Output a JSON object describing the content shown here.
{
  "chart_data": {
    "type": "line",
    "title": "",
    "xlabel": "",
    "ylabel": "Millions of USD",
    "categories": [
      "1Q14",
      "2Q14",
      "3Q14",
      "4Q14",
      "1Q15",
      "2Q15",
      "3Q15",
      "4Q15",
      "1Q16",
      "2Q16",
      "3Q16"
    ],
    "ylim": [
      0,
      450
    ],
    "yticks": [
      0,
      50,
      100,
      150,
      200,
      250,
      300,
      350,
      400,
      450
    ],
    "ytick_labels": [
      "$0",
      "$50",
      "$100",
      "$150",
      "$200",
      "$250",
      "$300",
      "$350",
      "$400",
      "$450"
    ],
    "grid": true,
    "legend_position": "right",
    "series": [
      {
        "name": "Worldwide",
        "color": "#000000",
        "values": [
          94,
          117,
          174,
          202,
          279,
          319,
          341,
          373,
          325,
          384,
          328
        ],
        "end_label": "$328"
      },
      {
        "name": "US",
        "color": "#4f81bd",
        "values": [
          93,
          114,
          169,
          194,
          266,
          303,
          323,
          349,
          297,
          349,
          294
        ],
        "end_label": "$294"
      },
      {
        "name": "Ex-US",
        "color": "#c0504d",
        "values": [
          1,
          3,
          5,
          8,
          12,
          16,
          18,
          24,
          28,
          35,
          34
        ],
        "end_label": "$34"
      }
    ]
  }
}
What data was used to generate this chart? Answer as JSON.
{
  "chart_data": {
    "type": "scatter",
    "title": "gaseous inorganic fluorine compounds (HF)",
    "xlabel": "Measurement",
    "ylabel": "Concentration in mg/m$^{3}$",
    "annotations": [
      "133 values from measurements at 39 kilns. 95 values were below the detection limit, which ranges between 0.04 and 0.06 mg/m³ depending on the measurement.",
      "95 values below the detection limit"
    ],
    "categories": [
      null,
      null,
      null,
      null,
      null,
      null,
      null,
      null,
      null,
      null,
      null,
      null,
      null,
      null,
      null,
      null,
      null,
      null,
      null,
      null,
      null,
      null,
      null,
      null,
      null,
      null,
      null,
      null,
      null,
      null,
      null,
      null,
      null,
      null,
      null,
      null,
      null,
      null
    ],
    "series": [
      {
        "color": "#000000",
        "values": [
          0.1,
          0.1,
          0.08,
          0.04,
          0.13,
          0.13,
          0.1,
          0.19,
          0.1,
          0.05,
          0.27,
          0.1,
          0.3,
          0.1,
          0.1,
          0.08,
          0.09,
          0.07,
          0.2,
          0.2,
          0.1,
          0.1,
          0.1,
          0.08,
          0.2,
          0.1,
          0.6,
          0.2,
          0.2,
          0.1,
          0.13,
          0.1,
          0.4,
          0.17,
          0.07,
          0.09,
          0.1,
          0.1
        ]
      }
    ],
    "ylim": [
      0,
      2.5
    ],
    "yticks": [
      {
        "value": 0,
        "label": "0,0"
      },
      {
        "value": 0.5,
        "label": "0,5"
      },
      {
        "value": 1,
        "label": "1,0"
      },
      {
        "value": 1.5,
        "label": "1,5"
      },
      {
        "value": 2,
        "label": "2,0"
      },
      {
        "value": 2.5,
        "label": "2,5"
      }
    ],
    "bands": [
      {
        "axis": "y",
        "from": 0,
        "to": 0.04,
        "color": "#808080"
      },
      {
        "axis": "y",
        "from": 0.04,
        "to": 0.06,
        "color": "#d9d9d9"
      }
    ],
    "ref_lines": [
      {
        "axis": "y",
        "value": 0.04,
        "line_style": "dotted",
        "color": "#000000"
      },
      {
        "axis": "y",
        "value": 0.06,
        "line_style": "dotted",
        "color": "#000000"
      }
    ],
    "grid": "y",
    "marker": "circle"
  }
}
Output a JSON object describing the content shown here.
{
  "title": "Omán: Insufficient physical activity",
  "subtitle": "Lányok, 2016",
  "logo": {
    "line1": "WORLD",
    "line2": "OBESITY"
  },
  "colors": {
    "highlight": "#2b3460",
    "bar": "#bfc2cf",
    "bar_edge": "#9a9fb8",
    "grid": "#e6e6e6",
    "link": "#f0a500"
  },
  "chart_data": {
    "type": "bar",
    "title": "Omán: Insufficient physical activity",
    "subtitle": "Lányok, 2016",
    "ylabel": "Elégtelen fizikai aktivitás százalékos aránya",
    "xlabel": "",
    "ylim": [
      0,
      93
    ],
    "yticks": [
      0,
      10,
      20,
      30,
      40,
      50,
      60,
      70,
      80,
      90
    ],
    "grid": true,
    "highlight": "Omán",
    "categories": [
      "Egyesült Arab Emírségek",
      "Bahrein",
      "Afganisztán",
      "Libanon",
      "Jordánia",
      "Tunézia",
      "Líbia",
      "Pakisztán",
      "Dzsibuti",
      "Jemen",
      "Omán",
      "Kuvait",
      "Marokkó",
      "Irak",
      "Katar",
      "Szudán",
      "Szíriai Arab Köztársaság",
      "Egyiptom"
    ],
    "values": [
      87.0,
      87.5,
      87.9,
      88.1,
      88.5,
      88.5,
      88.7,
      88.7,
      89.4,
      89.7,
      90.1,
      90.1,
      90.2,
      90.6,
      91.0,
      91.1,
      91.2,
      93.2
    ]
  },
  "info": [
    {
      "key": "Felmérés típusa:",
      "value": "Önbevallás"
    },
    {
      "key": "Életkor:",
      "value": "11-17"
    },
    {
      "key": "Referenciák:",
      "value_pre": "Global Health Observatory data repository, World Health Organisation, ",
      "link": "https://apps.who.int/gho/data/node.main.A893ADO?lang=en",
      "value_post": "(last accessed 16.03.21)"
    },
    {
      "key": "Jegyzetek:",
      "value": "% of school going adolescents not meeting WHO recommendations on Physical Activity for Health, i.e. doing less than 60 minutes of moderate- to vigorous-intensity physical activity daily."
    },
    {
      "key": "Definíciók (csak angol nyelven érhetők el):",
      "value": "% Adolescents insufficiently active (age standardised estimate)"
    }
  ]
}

* **PROBLEM STATEMENT**
Copy the records above exactly as they appear.

* **RESPONSE TO THIS EXERCISE**
Output a JSON object describing the content shown here.
{
  "chart_data": {
    "type": "line",
    "title": "",
    "xlabel": "",
    "ylabel": "Millions of USD",
    "categories": [
      "1Q14",
      "2Q14",
      "3Q14",
      "4Q14",
      "1Q15",
      "2Q15",
      "3Q15",
      "4Q15",
      "1Q16",
      "2Q16",
      "3Q16"
    ],
    "ylim": [
      0,
      450
    ],
    "yticks": [
      0,
      50,
      100,
      150,
      200,
      250,
      300,
      350,
      400,
      450
    ],
    "ytick_labels": [
      "$0",
      "$50",
      "$100",
      "$150",
      "$200",
      "$250",
      "$300",
      "$350",
      "$400",
      "$450"
    ],
    "grid": true,
    "legend_position": "right",
    "series": [
      {
        "name": "Worldwide",
        "color": "#000000",
        "values": [
          94,
          117,
          174,
          202,
          279,
          319,
          341,
          373,
          325,
          384,
          328
        ],
        "end_label": "$328"
      },
      {
        "name": "US",
        "color": "#4f81bd",
        "values": [
          93,
          114,
          169,
          194,
          266,
          303,
          323,
          349,
          297,
          349,
          294
        ],
        "end_label": "$294"
      },
      {
        "name": "Ex-US",
        "color": "#c0504d",
        "values": [
          1,
          3,
          5,
          8,
          12,
          16,
          18,
          24,
          28,
          35,
          34
        ],
        "end_label": "$34"
      }
    ]
  }
}
What data was used to generate this chart? Answer as JSON.
{
  "chart_data": {
    "type": "scatter",
    "title": "gaseous inorganic fluorine compounds (HF)",
    "xlabel": "Measurement",
    "ylabel": "Concentration in mg/m$^{3}$",
    "annotations": [
      "133 values from measurements at 39 kilns. 95 values were below the detection limit, which ranges between 0.04 and 0.06 mg/m³ depending on the measurement.",
      "95 values below the detection limit"
    ],
    "categories": [
      null,
      null,
      null,
      null,
      null,
      null,
      null,
      null,
      null,
      null,
      null,
      null,
      null,
      null,
      null,
      null,
      null,
      null,
      null,
      null,
      null,
      null,
      null,
      null,
      null,
      null,
      null,
      null,
      null,
      null,
      null,
      null,
      null,
      null,
      null,
      null,
      null,
      null
    ],
    "series": [
      {
        "color": "#000000",
        "values": [
          0.1,
          0.1,
          0.08,
          0.04,
          0.13,
          0.13,
          0.1,
          0.19,
          0.1,
          0.05,
          0.27,
          0.1,
          0.3,
          0.1,
          0.1,
          0.08,
          0.09,
          0.07,
          0.2,
          0.2,
          0.1,
          0.1,
          0.1,
          0.08,
          0.2,
          0.1,
          0.6,
          0.2,
          0.2,
          0.1,
          0.13,
          0.1,
          0.4,
          0.17,
          0.07,
          0.09,
          0.1,
          0.1
        ]
      }
    ],
    "ylim": [
      0,
      2.5
    ],
    "yticks": [
      {
        "value": 0,
        "label": "0,0"
      },
      {
        "value": 0.5,
        "label": "0,5"
      },
      {
        "value": 1,
        "label": "1,0"
      },
      {
        "value": 1.5,
        "label": "1,5"
      },
      {
        "value": 2,
        "label": "2,0"
      },
      {
        "value": 2.5,
        "label": "2,5"
      }
    ],
    "bands": [
      {
        "axis": "y",
        "from": 0,
        "to": 0.04,
        "color": "#808080"
      },
      {
        "axis": "y",
        "from": 0.04,
        "to": 0.06,
        "color": "#d9d9d9"
      }
    ],
    "ref_lines": [
      {
        "axis": "y",
        "value": 0.04,
        "line_style": "dotted",
        "color": "#000000"
      },
      {
        "axis": "y",
        "value": 0.06,
        "line_style": "dotted",
        "color": "#000000"
      }
    ],
    "grid": "y",
    "marker": "circle"
  }
}
Output a JSON object describing the content shown here.
{
  "title": "Omán: Insufficient physical activity",
  "subtitle": "Lányok, 2016",
  "logo": {
    "line1": "WORLD",
    "line2": "OBESITY"
  },
  "colors": {
    "highlight": "#2b3460",
    "bar": "#bfc2cf",
    "bar_edge": "#9a9fb8",
    "grid": "#e6e6e6",
    "link": "#f0a500"
  },
  "chart_data": {
    "type": "bar",
    "title": "Omán: Insufficient physical activity",
    "subtitle": "Lányok, 2016",
    "ylabel": "Elégtelen fizikai aktivitás százalékos aránya",
    "xlabel": "",
    "ylim": [
      0,
      93
    ],
    "yticks": [
      0,
      10,
      20,
      30,
      40,
      50,
      60,
      70,
      80,
      90
    ],
    "grid": true,
    "highlight": "Omán",
    "categories": [
      "Egyesült Arab Emírségek",
      "Bahrein",
      "Afganisztán",
      "Libanon",
      "Jordánia",
      "Tunézia",
      "Líbia",
      "Pakisztán",
      "Dzsibuti",
      "Jemen",
      "Omán",
      "Kuvait",
      "Marokkó",
      "Irak",
      "Katar",
      "Szudán",
      "Szíriai Arab Köztársaság",
      "Egyiptom"
    ],
    "values": [
      87.0,
      87.5,
      87.9,
      88.1,
      88.5,
      88.5,
      88.7,
      88.7,
      89.4,
      89.7,
      90.1,
      90.1,
      90.2,
      90.6,
      91.0,
      91.1,
      91.2,
      93.2
    ]
  },
  "info": [
    {
      "key": "Felmérés típusa:",
      "value": "Önbevallás"
    },
    {
      "key": "Életkor:",
      "value": "11-17"
    },
    {
      "key": "Referenciák:",
      "value_pre": "Global Health Observatory data repository, World Health Organisation, ",
      "link": "https://apps.who.int/gho/data/node.main.A893ADO?lang=en",
      "value_post": "(last accessed 16.03.21)"
    },
    {
      "key": "Jegyzetek:",
      "value": "% of school going adolescents not meeting WHO recommendations on Physical Activity for Health, i.e. doing less than 60 minutes of moderate- to vigorous-intensity physical activity daily."
    },
    {
      "key": "Definíciók (csak angol nyelven érhetők el):",
      "value": "% Adolescents insufficiently active (age standardised estimate)"
    }
  ]
}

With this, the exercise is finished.